* [What you are asked to do]:
Reproduce all the lines below exactly and omit the images.
%%
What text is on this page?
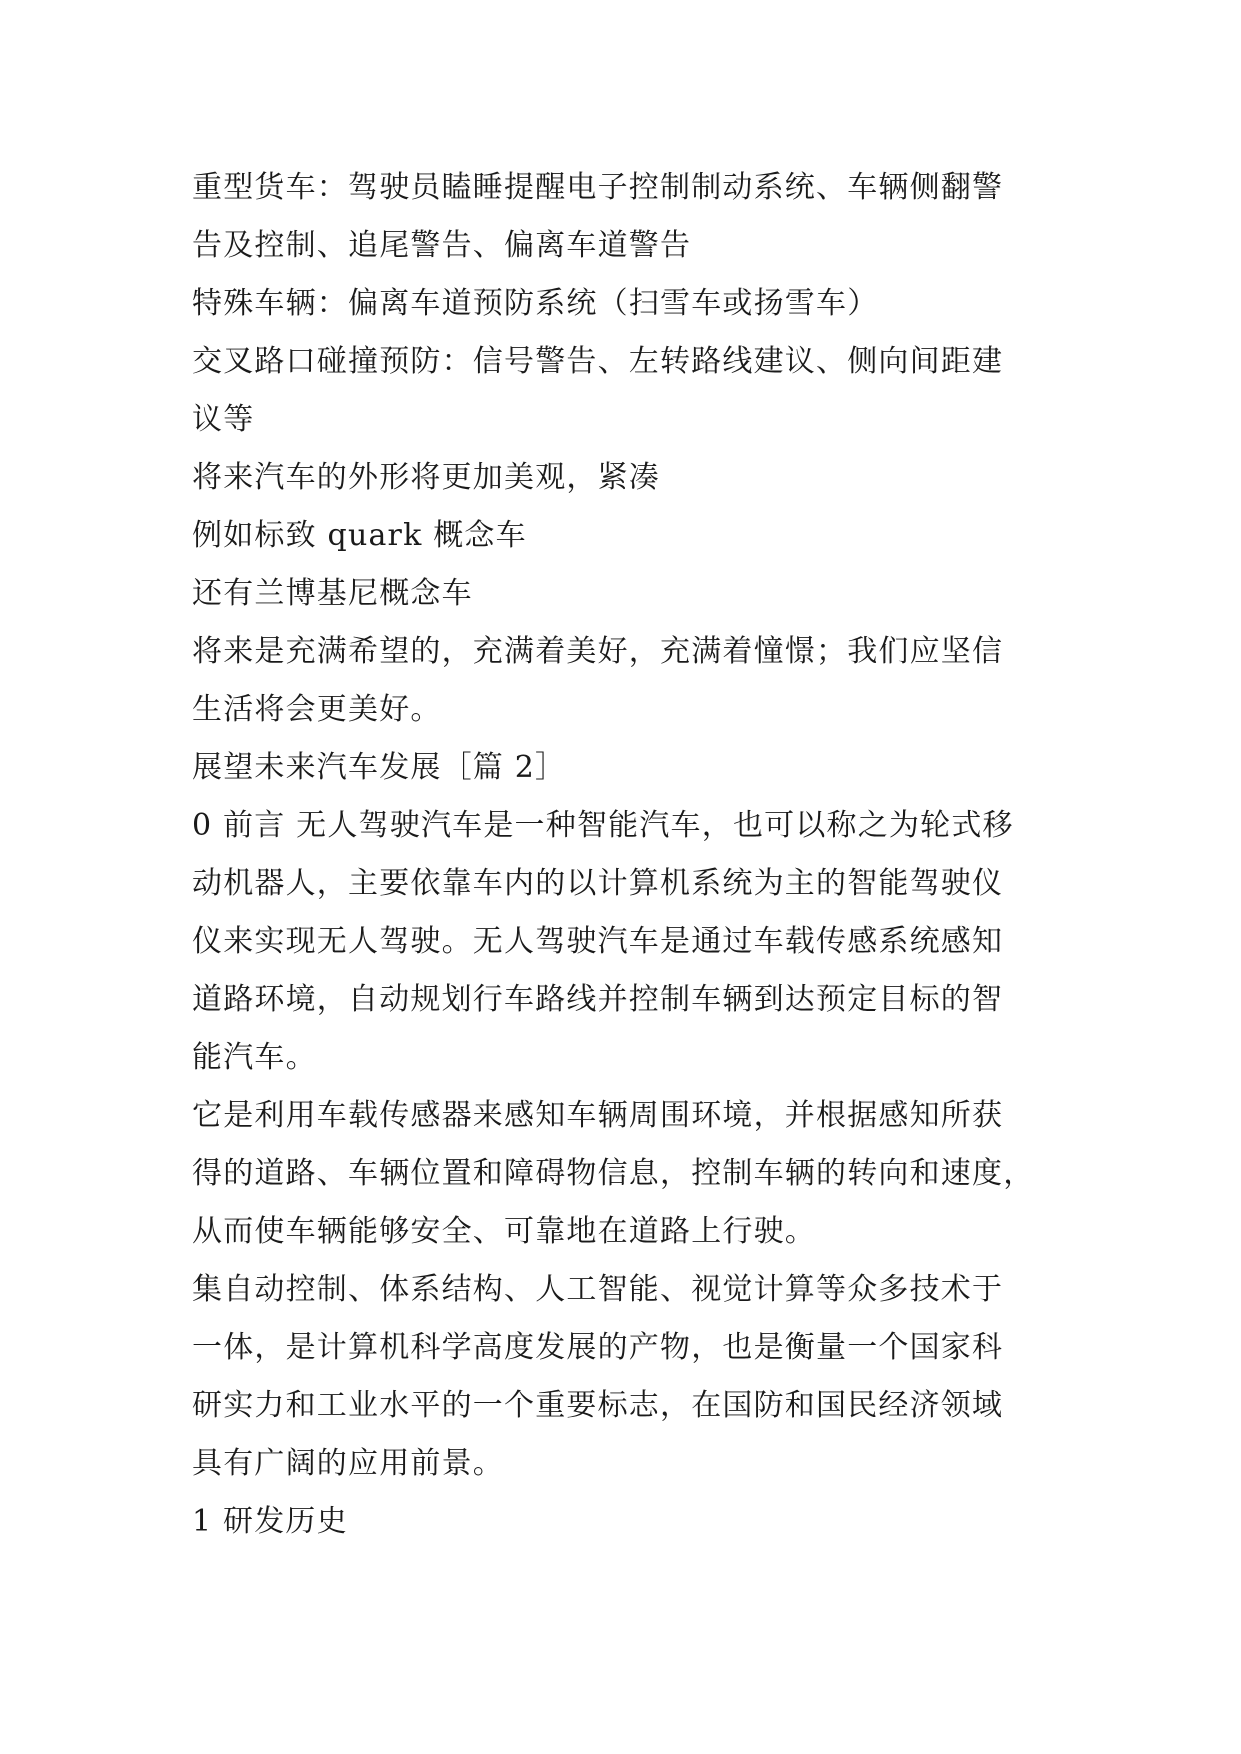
重型货车：驾驶员瞌睡提醒电子控制制动系统、车辆侧翻警
告及控制、追尾警告、偏离车道警告
特殊车辆：偏离车道预防系统（扫雪车或扬雪车）
交叉路口碰撞预防：信号警告、左转路线建议、侧向间距建
议等
将来汽车的外形将更加美观，紧凑
例如标致 quark 概念车
还有兰博基尼概念车
将来是充满希望的，充满着美好，充满着憧憬；我们应坚信
生活将会更美好。
展望未来汽车发展［篇 2］
0 前言 无人驾驶汽车是一种智能汽车，也可以称之为轮式移
动机器人，主要依靠车内的以计算机系统为主的智能驾驶仪
仪来实现无人驾驶。无人驾驶汽车是通过车载传感系统感知
道路环境，自动规划行车路线并控制车辆到达预定目标的智
能汽车。
它是利用车载传感器来感知车辆周围环境，并根据感知所获
得的道路、车辆位置和障碍物信息，控制车辆的转向和速度，
从而使车辆能够安全、可靠地在道路上行驶。
集自动控制、体系结构、人工智能、视觉计算等众多技术于
一体，是计算机科学高度发展的产物，也是衡量一个国家科
研实力和工业水平的一个重要标志，在国防和国民经济领域
具有广阔的应用前景。
1 研发历史
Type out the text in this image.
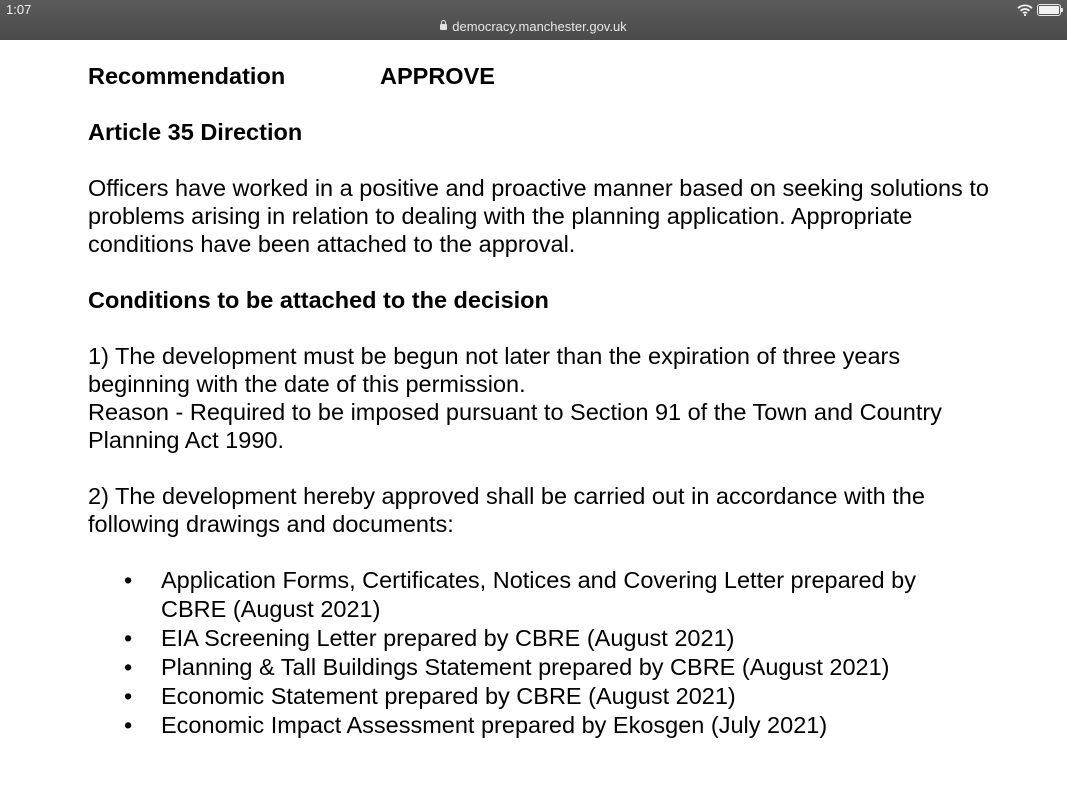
1:07
democracy.manchester.gov.uk
Recommendation	APPROVE

Article 35 Direction

Officers have worked in a positive and proactive manner based on seeking solutions to problems arising in relation to dealing with the planning application. Appropriate conditions have been attached to the approval.

Conditions to be attached to the decision

1) The development must be begun not later than the expiration of three years

beginning with the date of this permission.

Reason - Required to be imposed pursuant to Section 91 of the Town and Country

Planning Act 1990.

2) The development hereby approved shall be carried out in accordance with the

following drawings and documents:

• Application Forms, Certificates, Notices and Covering Letter prepared by
CBRE (August 2021)
• EIA Screening Letter prepared by CBRE (August 2021)
• Planning & Tall Buildings Statement prepared by CBRE (August 2021)
• Economic Statement prepared by CBRE (August 2021)
• Economic Impact Assessment prepared by Ekosgen (July 2021)
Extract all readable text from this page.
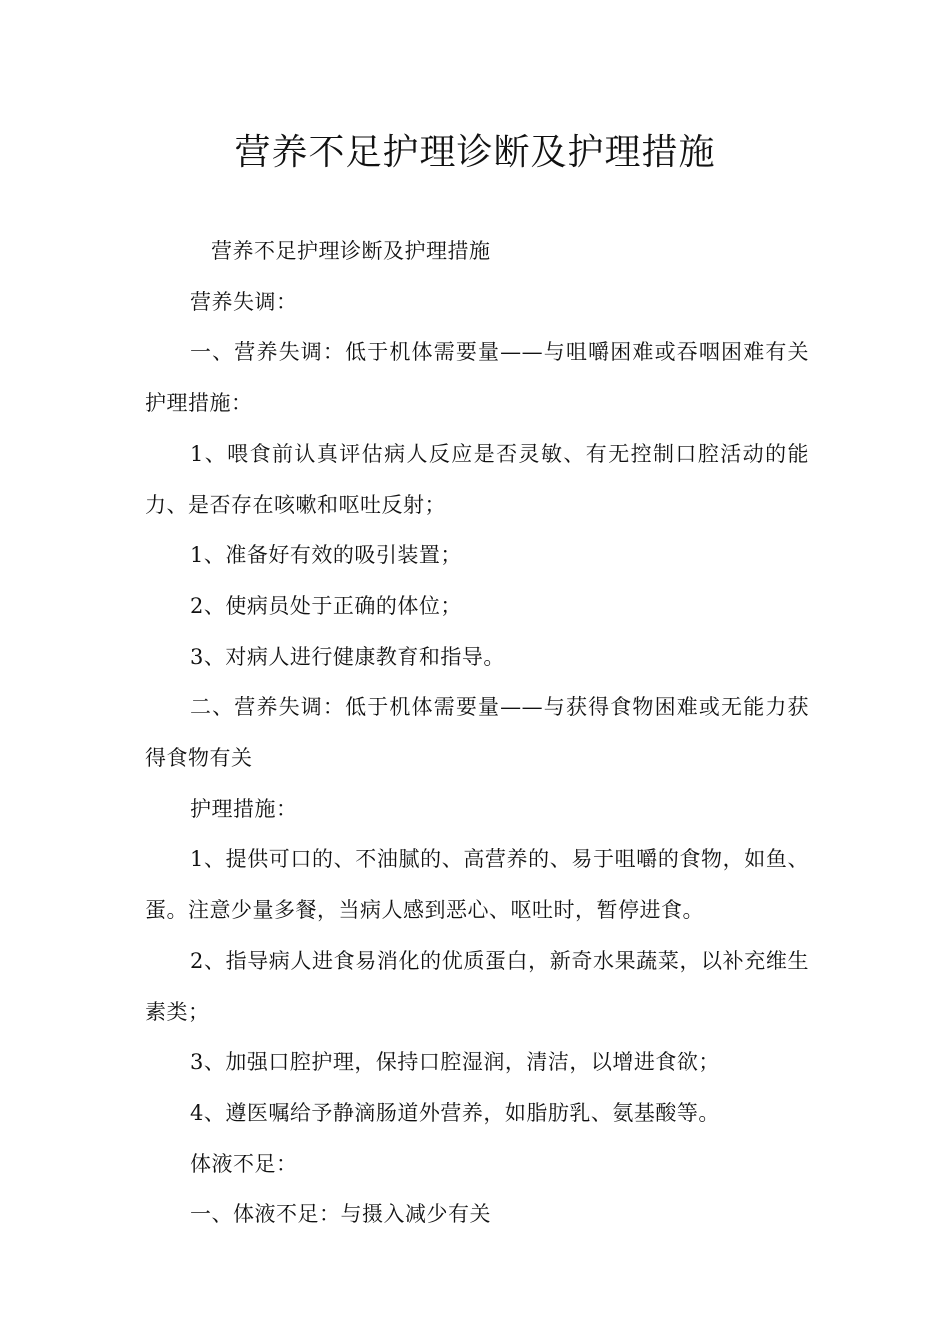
营养不足护理诊断及护理措施

营养不足护理诊断及护理措施

营养失调：

一、营养失调：低于机体需要量——与咀嚼困难或吞咽困难有关护理措施：

1、喂食前认真评估病人反应是否灵敏、有无控制口腔活动的能力、是否存在咳嗽和呕吐反射；

1、准备好有效的吸引装置；

2、使病员处于正确的体位；

3、对病人进行健康教育和指导。

二、营养失调：低于机体需要量——与获得食物困难或无能力获得食物有关

护理措施：

1、提供可口的、不油腻的、高营养的、易于咀嚼的食物，如鱼、蛋。注意少量多餐，当病人感到恶心、呕吐时，暂停进食。

2、指导病人进食易消化的优质蛋白，新奇水果蔬菜，以补充维生素类；

3、加强口腔护理，保持口腔湿润，清洁，以增进食欲；

4、遵医嘱给予静滴肠道外营养，如脂肪乳、氨基酸等。

体液不足：

一、体液不足：与摄入减少有关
%%
* [Answer in full]:
What text is on this page?
重型货车：驾驶员瞌睡提醒电子控制制动系统、车辆侧翻警
告及控制、追尾警告、偏离车道警告
特殊车辆：偏离车道预防系统（扫雪车或扬雪车）
交叉路口碰撞预防：信号警告、左转路线建议、侧向间距建
议等
将来汽车的外形将更加美观，紧凑
例如标致 quark 概念车
还有兰博基尼概念车
将来是充满希望的，充满着美好，充满着憧憬；我们应坚信
生活将会更美好。
展望未来汽车发展［篇 2］
0 前言 无人驾驶汽车是一种智能汽车，也可以称之为轮式移
动机器人，主要依靠车内的以计算机系统为主的智能驾驶仪
仪来实现无人驾驶。无人驾驶汽车是通过车载传感系统感知
道路环境，自动规划行车路线并控制车辆到达预定目标的智
能汽车。
它是利用车载传感器来感知车辆周围环境，并根据感知所获
得的道路、车辆位置和障碍物信息，控制车辆的转向和速度，
从而使车辆能够安全、可靠地在道路上行驶。
集自动控制、体系结构、人工智能、视觉计算等众多技术于
一体，是计算机科学高度发展的产物，也是衡量一个国家科
研实力和工业水平的一个重要标志，在国防和国民经济领域
具有广阔的应用前景。
1 研发历史
Type out the text in this image.
1:07
democracy.manchester.gov.uk
Recommendation	APPROVE

Article 35 Direction

Officers have worked in a positive and proactive manner based on seeking solutions to problems arising in relation to dealing with the planning application. Appropriate conditions have been attached to the approval.

Conditions to be attached to the decision

1) The development must be begun not later than the expiration of three years

beginning with the date of this permission.

Reason - Required to be imposed pursuant to Section 91 of the Town and Country

Planning Act 1990.

2) The development hereby approved shall be carried out in accordance with the

following drawings and documents:

• Application Forms, Certificates, Notices and Covering Letter prepared by
CBRE (August 2021)
• EIA Screening Letter prepared by CBRE (August 2021)
• Planning & Tall Buildings Statement prepared by CBRE (August 2021)
• Economic Statement prepared by CBRE (August 2021)
• Economic Impact Assessment prepared by Ekosgen (July 2021)
Extract all readable text from this page.
营养不足护理诊断及护理措施

营养不足护理诊断及护理措施

营养失调：

一、营养失调：低于机体需要量——与咀嚼困难或吞咽困难有关护理措施：

1、喂食前认真评估病人反应是否灵敏、有无控制口腔活动的能力、是否存在咳嗽和呕吐反射；

1、准备好有效的吸引装置；

2、使病员处于正确的体位；

3、对病人进行健康教育和指导。

二、营养失调：低于机体需要量——与获得食物困难或无能力获得食物有关

护理措施：

1、提供可口的、不油腻的、高营养的、易于咀嚼的食物，如鱼、蛋。注意少量多餐，当病人感到恶心、呕吐时，暂停进食。

2、指导病人进食易消化的优质蛋白，新奇水果蔬菜，以补充维生素类；

3、加强口腔护理，保持口腔湿润，清洁，以增进食欲；

4、遵医嘱给予静滴肠道外营养，如脂肪乳、氨基酸等。

体液不足：

一、体液不足：与摄入减少有关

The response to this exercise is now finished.